Source:
☆ ☆ ☆ ☆

See Joint Status Report ("JSR") ¶ 2, ECF No. 48; Decl. of Carrie DeCell ("DeCell Decl.") ¶¶ 7–8. The parties agreed that Defendants would search for records responsive to each item with the following exceptions: 1) Defendants would search only White House systems for records responsive to Item 1, providing "an explanation of the White House record retention policy so the Knight Institute could assess the comprehensiveness of the response to this Item of the Request," (JSR ¶ at 2(a)); 2) only DOS would search for records responsive to Item 5; and 3) only DHS and DOS would search their respective Office of the Secretary systems for records responsive to Item 6(e). Id. at ¶ 2.

☆ ☆ ☆ ☆

Data listing:

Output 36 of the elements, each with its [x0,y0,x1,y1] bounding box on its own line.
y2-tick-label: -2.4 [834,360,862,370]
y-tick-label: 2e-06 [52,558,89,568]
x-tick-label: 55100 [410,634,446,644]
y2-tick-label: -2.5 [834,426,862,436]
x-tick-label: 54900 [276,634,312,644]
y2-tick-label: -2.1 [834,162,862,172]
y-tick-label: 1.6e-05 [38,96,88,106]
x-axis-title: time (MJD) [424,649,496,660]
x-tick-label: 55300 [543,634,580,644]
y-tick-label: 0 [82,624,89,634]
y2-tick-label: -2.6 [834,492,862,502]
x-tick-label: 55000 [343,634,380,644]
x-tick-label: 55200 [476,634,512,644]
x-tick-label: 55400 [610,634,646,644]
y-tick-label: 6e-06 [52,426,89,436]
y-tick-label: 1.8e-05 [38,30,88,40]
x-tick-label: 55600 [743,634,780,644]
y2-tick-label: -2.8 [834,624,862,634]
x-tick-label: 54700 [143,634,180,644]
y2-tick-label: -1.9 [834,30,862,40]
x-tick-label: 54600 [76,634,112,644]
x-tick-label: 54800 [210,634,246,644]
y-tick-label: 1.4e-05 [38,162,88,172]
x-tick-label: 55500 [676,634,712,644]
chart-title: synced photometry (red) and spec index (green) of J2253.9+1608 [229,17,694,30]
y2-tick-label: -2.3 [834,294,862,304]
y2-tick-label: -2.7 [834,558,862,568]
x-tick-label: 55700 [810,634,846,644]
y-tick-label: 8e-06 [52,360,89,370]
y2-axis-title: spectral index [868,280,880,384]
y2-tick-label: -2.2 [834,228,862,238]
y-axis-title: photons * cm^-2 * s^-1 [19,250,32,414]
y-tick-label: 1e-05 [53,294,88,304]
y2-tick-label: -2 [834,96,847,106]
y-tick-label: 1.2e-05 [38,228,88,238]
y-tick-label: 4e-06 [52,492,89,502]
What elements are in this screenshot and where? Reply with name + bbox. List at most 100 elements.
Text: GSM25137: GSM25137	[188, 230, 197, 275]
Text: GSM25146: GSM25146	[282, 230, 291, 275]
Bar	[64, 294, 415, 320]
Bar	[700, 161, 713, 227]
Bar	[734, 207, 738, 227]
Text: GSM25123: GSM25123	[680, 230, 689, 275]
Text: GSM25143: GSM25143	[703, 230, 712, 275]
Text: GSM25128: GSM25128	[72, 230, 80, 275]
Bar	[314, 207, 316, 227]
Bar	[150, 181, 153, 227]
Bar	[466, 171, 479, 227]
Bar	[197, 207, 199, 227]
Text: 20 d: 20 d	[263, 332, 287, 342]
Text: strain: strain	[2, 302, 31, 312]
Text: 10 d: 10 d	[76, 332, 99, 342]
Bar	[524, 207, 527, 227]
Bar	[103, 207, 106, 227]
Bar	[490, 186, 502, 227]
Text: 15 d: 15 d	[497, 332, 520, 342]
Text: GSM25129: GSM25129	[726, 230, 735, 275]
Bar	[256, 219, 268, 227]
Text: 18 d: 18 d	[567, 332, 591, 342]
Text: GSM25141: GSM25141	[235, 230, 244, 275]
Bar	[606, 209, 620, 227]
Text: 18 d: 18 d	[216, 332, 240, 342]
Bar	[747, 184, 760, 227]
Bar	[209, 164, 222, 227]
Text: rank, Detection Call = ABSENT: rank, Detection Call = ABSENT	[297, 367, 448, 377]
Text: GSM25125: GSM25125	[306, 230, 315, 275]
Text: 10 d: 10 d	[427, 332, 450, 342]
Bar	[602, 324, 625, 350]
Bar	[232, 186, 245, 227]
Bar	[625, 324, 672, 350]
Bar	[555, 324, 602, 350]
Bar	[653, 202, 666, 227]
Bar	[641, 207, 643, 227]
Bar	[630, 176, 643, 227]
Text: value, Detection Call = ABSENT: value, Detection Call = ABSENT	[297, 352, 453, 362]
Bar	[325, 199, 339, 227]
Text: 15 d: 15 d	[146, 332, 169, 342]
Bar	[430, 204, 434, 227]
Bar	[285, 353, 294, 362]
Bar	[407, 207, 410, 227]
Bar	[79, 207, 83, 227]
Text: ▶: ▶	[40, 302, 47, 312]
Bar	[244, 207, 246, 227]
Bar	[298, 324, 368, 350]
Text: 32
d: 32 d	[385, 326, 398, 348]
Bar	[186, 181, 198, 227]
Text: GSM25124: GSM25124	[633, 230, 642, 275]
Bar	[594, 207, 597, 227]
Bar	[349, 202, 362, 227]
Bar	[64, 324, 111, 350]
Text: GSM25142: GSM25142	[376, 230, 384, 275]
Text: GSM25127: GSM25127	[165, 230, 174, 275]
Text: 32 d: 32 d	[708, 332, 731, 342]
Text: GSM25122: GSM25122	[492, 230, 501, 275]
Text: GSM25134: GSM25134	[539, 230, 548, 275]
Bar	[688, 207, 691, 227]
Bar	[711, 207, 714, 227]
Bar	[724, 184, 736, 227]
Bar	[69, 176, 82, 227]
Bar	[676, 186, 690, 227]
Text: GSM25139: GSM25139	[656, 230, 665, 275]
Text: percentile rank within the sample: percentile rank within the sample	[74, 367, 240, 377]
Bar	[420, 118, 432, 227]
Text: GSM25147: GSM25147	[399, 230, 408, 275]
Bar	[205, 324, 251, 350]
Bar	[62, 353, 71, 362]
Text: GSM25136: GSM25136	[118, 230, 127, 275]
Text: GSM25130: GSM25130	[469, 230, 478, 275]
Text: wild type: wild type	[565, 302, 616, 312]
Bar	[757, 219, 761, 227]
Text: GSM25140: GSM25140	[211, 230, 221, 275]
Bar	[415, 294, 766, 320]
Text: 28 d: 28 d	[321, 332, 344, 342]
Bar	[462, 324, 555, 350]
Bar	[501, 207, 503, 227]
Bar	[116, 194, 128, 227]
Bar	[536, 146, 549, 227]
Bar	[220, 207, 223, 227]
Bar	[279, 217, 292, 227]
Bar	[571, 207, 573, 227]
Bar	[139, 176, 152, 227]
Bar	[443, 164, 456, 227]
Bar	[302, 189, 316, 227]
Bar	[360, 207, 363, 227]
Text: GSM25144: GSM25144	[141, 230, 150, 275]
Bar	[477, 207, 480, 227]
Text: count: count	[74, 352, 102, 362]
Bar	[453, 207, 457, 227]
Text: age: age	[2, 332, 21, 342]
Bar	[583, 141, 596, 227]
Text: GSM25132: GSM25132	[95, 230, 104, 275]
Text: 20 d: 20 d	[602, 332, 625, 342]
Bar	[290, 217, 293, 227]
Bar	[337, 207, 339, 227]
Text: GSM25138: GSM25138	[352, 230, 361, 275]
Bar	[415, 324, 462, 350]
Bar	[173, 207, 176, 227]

☆ ☆ ☆ ☆

Problem statement: Please reproduce the passage on the agreed records search word for word, between "See Joint Status" and "Id. at ¶ 2.", inclusive.

The output:
See Joint Status Report ("JSR") ¶ 2, ECF No. 48; Decl. of Carrie DeCell ("DeCell Decl.") ¶¶ 7–8. The parties agreed that Defendants would search for records responsive to each item with the following exceptions: 1) Defendants would search only White House systems for records responsive to Item 1, providing "an explanation of the White House record retention policy so the Knight Institute could assess the comprehensiveness of the response to this Item of the Request," (JSR ¶ at 2(a)); 2) only DOS would search for records responsive to Item 5; and 3) only DHS and DOS would search their respective Office of the Secretary systems for records responsive to Item 6(e). Id. at ¶ 2.